(begin)

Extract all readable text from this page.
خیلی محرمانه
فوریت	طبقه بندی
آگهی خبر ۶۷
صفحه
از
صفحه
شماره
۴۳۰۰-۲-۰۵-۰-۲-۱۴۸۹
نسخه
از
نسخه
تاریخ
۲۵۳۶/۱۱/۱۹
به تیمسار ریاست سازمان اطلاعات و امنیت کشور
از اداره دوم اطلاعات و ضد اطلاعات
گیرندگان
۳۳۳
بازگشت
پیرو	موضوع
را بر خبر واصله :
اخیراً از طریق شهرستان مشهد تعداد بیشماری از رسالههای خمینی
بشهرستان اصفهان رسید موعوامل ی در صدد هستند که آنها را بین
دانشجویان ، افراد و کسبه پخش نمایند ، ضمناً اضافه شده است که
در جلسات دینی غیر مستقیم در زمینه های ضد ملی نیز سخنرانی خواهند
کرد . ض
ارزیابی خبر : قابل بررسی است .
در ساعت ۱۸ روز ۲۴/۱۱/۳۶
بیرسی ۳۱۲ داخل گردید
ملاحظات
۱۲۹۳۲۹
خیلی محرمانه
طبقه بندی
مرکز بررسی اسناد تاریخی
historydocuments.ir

(end)

▸ **Exercise instructions**
Report each line in the data that holds the word "بررسی".

▸ **Exercise output**
ارزیابی خبر : قابل بررسی است .
مرکز بررسی اسناد تاریخی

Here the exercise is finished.